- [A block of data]
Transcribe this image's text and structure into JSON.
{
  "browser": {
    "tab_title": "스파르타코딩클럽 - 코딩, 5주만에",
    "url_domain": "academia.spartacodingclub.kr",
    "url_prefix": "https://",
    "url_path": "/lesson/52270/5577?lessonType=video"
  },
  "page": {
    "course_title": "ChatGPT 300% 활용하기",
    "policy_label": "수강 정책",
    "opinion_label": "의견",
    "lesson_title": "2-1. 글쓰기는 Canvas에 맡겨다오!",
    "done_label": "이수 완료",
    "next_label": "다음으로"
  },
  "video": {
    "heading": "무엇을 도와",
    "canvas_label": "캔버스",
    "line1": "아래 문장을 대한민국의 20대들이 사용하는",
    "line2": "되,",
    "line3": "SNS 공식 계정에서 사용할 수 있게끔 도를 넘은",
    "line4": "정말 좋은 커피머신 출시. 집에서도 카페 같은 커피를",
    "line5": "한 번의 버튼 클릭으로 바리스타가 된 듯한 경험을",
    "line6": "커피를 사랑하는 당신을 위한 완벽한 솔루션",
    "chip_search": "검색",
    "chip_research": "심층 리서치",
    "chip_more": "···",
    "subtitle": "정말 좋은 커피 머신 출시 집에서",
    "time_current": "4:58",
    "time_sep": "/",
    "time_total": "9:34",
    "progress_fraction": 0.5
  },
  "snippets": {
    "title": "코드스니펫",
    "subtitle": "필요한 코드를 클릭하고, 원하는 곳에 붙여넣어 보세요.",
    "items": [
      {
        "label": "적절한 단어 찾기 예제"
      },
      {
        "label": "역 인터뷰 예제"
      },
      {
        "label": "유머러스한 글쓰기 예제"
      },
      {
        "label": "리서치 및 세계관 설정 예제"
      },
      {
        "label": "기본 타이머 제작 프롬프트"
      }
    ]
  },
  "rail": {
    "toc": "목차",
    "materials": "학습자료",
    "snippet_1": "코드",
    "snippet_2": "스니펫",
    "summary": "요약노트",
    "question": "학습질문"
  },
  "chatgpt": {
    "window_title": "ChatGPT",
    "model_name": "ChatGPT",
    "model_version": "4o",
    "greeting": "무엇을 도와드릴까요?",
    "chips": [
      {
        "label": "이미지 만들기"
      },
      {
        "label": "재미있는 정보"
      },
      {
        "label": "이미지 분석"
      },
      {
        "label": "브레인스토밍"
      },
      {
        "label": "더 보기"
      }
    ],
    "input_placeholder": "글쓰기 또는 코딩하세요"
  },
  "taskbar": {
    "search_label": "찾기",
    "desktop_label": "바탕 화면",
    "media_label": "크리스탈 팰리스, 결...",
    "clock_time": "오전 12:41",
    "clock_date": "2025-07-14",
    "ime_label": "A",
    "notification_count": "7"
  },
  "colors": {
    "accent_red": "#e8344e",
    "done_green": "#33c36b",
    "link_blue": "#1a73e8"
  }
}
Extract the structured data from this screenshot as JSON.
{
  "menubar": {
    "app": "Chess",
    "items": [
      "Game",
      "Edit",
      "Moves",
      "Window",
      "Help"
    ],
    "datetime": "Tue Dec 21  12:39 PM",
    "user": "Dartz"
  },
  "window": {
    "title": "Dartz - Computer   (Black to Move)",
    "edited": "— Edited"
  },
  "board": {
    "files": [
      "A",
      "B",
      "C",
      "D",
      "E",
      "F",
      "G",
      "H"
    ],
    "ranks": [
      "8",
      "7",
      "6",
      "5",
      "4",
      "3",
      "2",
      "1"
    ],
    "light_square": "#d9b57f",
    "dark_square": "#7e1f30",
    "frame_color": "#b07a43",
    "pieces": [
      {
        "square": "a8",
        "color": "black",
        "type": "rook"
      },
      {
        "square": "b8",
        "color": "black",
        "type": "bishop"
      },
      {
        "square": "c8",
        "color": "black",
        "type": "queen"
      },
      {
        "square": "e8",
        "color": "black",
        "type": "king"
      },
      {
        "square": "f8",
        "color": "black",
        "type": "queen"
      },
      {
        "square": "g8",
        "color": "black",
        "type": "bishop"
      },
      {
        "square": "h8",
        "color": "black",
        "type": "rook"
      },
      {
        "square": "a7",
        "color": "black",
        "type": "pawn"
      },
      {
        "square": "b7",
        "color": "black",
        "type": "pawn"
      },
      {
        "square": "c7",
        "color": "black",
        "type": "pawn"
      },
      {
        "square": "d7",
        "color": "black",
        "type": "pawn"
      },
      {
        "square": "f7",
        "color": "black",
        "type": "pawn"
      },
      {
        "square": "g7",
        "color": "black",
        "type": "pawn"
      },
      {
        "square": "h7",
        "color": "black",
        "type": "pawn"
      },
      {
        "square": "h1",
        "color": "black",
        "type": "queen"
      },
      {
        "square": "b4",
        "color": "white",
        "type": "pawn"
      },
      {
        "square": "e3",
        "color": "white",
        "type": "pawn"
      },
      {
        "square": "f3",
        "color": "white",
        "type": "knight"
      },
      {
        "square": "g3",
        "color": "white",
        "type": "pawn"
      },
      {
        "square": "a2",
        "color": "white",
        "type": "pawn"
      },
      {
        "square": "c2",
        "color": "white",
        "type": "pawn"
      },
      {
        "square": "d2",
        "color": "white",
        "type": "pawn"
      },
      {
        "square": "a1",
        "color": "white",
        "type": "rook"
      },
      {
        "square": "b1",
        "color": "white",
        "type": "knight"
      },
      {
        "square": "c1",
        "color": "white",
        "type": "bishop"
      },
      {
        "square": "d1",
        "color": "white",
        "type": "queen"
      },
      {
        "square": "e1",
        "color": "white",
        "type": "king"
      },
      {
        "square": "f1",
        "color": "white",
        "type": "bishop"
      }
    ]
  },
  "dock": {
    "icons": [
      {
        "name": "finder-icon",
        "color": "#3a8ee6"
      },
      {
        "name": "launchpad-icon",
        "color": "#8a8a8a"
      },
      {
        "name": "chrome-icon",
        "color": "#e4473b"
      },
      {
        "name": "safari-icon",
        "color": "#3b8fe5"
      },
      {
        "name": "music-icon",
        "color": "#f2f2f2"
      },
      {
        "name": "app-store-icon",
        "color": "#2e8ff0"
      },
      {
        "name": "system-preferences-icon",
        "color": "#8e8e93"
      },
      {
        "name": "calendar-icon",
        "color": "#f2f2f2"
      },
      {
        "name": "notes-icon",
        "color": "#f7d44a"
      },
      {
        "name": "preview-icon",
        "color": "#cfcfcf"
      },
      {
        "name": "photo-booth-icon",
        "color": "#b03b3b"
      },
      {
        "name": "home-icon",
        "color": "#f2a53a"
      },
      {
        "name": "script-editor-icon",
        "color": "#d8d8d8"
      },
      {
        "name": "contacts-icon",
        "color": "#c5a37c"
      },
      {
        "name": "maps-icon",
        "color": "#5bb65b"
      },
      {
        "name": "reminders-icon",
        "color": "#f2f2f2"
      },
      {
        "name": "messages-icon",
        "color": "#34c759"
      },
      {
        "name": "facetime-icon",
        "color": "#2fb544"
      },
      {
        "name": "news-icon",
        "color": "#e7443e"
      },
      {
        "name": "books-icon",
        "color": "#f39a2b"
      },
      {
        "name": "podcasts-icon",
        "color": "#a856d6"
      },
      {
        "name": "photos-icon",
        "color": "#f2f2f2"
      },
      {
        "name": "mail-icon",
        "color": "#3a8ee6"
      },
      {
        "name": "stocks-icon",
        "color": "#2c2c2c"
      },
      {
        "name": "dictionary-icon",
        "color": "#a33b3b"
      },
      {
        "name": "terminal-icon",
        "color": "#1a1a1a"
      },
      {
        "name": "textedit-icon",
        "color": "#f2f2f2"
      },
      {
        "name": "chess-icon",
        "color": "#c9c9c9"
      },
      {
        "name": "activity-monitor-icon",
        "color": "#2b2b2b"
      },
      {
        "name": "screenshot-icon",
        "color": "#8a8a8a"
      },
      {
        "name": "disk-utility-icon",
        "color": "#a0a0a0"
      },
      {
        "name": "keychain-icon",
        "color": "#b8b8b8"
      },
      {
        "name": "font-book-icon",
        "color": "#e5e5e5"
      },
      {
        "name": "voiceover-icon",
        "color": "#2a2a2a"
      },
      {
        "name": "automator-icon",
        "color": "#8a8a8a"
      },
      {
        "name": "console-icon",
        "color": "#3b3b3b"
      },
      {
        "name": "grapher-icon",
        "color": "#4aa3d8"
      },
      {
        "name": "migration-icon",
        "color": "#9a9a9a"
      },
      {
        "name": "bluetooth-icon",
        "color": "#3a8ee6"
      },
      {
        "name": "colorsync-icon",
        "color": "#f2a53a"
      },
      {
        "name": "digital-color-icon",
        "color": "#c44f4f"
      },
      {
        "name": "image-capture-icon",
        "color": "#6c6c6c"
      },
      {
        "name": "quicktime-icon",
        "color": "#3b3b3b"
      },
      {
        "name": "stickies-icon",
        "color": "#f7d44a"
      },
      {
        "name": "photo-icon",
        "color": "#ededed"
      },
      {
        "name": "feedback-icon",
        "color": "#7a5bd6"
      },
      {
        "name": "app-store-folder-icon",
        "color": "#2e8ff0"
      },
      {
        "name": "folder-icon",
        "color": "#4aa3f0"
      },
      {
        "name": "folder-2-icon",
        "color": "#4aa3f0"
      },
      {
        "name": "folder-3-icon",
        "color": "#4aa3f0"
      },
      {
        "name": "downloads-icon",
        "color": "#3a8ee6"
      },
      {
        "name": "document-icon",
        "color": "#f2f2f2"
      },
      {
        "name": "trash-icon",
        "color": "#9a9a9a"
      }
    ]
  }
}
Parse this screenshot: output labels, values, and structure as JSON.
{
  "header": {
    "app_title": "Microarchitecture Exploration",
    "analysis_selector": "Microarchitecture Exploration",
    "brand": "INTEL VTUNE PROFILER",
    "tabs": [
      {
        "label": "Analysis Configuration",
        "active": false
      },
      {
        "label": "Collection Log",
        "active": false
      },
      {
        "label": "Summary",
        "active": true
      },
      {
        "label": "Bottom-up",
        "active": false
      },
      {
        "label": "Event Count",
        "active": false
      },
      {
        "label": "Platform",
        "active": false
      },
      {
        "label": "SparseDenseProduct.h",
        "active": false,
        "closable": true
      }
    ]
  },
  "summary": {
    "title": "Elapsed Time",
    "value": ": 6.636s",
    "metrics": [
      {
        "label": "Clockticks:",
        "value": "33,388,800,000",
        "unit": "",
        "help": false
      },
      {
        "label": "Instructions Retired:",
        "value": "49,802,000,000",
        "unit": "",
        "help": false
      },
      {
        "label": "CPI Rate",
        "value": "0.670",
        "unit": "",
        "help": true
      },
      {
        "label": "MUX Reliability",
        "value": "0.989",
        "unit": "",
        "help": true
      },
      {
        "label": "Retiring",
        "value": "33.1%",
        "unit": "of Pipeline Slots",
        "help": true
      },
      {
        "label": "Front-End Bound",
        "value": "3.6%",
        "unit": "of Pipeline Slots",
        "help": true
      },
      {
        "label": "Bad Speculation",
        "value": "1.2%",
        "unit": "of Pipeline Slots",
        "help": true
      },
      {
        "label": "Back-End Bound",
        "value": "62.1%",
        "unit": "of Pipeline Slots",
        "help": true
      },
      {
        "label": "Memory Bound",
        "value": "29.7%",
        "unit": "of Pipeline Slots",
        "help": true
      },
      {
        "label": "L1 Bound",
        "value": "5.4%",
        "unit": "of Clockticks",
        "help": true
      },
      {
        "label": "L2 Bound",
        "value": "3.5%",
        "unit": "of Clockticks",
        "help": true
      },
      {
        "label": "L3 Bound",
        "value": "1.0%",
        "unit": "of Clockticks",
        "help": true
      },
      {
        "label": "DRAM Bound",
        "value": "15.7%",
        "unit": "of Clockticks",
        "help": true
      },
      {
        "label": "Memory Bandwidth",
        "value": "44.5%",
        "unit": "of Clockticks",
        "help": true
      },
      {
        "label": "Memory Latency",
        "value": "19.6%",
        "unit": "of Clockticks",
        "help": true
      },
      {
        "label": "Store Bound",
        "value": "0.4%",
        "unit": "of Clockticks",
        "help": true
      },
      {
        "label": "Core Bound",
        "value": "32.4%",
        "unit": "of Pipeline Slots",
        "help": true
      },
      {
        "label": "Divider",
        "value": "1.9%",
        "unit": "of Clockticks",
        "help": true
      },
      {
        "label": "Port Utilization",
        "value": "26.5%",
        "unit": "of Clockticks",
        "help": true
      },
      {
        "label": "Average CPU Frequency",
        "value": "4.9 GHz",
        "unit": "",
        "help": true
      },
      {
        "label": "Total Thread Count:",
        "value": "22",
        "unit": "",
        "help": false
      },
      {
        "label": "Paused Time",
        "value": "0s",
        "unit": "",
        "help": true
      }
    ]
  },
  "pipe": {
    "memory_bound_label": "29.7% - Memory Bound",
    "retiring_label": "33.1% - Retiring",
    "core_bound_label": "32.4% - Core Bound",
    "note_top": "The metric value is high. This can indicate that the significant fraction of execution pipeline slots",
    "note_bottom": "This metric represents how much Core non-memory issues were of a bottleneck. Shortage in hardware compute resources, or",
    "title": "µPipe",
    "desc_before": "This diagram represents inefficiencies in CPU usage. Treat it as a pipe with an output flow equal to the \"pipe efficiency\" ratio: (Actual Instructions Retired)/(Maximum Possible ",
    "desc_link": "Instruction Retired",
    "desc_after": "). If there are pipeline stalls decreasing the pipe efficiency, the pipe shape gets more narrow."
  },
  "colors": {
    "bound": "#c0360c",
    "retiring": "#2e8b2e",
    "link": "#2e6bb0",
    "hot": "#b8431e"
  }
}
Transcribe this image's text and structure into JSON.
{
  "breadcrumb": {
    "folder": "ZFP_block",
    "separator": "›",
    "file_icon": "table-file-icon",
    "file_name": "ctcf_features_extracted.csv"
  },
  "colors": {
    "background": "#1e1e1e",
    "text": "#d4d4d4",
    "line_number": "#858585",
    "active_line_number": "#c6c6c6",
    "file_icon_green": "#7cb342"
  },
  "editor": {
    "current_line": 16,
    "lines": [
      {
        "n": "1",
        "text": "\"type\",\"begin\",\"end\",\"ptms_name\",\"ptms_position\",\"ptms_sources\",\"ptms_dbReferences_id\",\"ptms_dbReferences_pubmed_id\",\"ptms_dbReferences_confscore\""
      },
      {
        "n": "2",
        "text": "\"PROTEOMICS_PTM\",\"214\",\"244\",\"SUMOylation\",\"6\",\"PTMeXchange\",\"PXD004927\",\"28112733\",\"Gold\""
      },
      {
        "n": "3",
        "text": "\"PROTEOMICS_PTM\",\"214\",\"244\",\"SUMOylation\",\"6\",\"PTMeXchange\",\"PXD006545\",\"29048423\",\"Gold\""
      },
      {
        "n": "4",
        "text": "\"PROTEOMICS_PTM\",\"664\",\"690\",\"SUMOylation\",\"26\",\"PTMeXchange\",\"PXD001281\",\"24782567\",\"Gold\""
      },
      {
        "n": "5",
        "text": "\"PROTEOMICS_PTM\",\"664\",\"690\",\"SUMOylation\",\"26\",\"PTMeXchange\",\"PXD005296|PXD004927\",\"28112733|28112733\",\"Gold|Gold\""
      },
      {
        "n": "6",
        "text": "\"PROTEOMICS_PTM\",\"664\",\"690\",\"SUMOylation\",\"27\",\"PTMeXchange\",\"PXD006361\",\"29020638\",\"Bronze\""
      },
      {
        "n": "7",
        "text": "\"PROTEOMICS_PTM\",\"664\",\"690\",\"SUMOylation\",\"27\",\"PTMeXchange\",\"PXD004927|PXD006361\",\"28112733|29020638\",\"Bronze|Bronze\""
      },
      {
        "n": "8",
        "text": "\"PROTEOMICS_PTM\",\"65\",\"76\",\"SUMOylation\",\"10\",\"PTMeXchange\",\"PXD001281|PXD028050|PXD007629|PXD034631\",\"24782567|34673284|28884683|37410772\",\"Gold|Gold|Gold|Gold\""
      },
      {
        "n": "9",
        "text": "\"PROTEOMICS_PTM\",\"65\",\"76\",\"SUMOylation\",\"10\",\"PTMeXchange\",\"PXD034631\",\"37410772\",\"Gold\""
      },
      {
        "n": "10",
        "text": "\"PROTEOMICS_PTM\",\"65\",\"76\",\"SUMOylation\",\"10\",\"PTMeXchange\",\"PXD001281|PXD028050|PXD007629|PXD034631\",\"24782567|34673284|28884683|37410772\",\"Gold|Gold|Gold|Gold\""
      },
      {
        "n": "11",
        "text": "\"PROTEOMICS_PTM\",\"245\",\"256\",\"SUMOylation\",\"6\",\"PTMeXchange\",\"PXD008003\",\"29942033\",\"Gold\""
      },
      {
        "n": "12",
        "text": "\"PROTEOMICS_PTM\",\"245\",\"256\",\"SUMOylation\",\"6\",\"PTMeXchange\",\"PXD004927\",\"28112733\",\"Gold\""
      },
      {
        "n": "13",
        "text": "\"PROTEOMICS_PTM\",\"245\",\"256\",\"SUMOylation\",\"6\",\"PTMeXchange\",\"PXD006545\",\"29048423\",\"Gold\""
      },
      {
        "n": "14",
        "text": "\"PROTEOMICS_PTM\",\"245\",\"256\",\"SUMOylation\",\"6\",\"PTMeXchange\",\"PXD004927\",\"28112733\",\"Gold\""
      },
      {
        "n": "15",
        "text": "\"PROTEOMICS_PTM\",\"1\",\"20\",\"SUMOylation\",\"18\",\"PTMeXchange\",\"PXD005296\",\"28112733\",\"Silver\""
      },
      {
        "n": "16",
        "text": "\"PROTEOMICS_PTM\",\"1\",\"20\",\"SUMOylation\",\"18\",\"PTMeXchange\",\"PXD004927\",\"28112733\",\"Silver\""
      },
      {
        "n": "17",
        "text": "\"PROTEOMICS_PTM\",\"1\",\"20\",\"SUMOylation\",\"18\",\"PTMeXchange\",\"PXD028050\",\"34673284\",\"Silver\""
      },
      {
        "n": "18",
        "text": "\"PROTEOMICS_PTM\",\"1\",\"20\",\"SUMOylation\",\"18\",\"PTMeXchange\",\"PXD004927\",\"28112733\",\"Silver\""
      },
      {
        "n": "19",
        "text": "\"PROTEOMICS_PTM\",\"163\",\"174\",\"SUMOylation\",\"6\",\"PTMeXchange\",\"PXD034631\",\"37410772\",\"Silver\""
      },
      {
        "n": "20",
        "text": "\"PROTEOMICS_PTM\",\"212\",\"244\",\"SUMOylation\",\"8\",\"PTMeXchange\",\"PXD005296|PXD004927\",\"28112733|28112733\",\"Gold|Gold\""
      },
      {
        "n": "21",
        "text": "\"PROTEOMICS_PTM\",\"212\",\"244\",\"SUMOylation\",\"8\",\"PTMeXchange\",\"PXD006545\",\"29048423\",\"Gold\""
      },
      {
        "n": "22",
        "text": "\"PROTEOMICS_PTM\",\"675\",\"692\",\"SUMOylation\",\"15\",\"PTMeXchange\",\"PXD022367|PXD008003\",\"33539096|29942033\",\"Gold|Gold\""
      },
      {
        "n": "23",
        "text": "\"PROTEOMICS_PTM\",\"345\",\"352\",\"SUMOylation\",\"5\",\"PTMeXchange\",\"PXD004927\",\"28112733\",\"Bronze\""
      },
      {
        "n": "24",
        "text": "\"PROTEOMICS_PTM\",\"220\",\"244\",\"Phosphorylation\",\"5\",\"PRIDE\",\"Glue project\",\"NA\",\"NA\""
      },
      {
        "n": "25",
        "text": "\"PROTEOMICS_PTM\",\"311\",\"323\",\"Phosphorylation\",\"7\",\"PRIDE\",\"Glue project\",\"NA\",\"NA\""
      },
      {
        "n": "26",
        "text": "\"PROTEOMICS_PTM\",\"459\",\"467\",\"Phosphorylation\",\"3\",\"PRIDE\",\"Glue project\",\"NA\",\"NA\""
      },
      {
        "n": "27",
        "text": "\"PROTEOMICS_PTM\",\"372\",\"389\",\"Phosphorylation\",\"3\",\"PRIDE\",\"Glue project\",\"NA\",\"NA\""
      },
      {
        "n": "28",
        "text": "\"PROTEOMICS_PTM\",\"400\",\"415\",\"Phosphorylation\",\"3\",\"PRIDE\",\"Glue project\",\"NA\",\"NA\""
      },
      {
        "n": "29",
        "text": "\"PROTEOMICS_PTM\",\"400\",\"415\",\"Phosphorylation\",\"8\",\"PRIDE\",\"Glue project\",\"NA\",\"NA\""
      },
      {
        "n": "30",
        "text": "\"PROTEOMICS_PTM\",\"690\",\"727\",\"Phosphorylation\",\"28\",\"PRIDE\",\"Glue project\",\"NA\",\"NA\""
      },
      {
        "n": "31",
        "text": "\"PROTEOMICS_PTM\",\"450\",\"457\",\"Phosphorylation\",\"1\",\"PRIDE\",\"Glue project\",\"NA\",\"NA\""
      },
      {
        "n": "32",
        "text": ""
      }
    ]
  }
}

- [Required work]
In the entries above, locate every line with the word "Silver" and copy it.

- [Solution to the exercise]
        "text": "\"PROTEOMICS_PTM\",\"1\",\"20\",\"SUMOylation\",\"18\",\"PTMeXchange\",\"PXD005296\",\"28112733\",\"Silver\""
        "text": "\"PROTEOMICS_PTM\",\"1\",\"20\",\"SUMOylation\",\"18\",\"PTMeXchange\",\"PXD004927\",\"28112733\",\"Silver\""
        "text": "\"PROTEOMICS_PTM\",\"1\",\"20\",\"SUMOylation\",\"18\",\"PTMeXchange\",\"PXD028050\",\"34673284\",\"Silver\""
        "text": "\"PROTEOMICS_PTM\",\"1\",\"20\",\"SUMOylation\",\"18\",\"PTMeXchange\",\"PXD004927\",\"28112733\",\"Silver\""
        "text": "\"PROTEOMICS_PTM\",\"163\",\"174\",\"SUMOylation\",\"6\",\"PTMeXchange\",\"PXD034631\",\"37410772\",\"Silver\""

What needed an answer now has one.